Task statement: From the records, pick out and copy each line containing "ГОСТ".

Records from a dataset
* start *

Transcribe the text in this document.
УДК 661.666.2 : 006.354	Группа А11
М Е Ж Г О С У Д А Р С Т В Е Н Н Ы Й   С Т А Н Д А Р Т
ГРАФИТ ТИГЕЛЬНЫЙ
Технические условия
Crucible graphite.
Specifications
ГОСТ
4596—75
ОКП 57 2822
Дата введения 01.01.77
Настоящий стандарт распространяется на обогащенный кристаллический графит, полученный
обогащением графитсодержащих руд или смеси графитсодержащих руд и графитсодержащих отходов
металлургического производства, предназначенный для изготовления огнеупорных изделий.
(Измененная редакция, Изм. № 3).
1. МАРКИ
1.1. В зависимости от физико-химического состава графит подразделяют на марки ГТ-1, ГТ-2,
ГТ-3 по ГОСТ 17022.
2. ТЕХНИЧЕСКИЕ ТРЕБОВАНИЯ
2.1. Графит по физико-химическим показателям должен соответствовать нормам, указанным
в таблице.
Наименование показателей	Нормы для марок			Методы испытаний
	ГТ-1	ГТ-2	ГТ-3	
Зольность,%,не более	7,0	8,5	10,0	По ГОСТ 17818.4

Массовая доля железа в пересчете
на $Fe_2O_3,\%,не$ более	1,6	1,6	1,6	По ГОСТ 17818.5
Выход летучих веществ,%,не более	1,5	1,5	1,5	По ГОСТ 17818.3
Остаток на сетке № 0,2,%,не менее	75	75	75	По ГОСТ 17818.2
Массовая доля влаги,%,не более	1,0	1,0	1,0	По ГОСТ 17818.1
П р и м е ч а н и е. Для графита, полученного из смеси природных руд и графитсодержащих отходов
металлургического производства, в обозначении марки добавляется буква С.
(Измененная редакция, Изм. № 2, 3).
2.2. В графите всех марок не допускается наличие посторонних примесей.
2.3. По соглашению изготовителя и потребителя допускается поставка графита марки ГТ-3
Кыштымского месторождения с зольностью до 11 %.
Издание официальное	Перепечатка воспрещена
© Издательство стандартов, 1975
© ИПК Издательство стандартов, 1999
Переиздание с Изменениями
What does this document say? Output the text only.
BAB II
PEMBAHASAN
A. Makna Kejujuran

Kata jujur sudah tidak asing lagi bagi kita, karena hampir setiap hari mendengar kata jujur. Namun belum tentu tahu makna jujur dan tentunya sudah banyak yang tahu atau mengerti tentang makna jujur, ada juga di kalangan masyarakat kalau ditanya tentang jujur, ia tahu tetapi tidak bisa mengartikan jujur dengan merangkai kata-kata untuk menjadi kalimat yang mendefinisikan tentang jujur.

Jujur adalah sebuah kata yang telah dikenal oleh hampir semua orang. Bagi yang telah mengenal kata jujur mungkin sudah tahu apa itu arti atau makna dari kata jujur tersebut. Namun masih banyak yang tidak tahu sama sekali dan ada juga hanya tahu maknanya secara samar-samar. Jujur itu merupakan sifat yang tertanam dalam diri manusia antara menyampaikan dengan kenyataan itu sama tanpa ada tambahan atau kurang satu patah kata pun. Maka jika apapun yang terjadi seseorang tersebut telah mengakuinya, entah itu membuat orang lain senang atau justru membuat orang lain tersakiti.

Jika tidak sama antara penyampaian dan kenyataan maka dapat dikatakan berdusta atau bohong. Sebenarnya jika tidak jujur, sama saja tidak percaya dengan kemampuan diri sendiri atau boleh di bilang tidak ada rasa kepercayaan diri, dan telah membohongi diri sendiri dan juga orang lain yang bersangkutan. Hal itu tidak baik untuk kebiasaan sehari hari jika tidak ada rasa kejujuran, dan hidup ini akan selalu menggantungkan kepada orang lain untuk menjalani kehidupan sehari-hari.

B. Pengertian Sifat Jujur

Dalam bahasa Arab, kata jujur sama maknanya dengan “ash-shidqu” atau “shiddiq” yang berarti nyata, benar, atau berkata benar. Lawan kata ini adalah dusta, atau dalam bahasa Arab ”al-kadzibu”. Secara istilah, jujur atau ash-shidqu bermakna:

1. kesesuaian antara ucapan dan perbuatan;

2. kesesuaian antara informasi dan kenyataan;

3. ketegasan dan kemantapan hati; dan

* end *

Solved exercise:
ГОСТ
ГТ-3 по ГОСТ 17022.
Зольность,%,не более	7,0	8,5	10,0	По ГОСТ 17818.4
на $Fe_2O_3,\%,не$ более	1,6	1,6	1,6	По ГОСТ 17818.5
Выход летучих веществ,%,не более	1,5	1,5	1,5	По ГОСТ 17818.3
Остаток на сетке № 0,2,%,не менее	75	75	75	По ГОСТ 17818.2
Массовая доля влаги,%,не более	1,0	1,0	1,0	По ГОСТ 17818.1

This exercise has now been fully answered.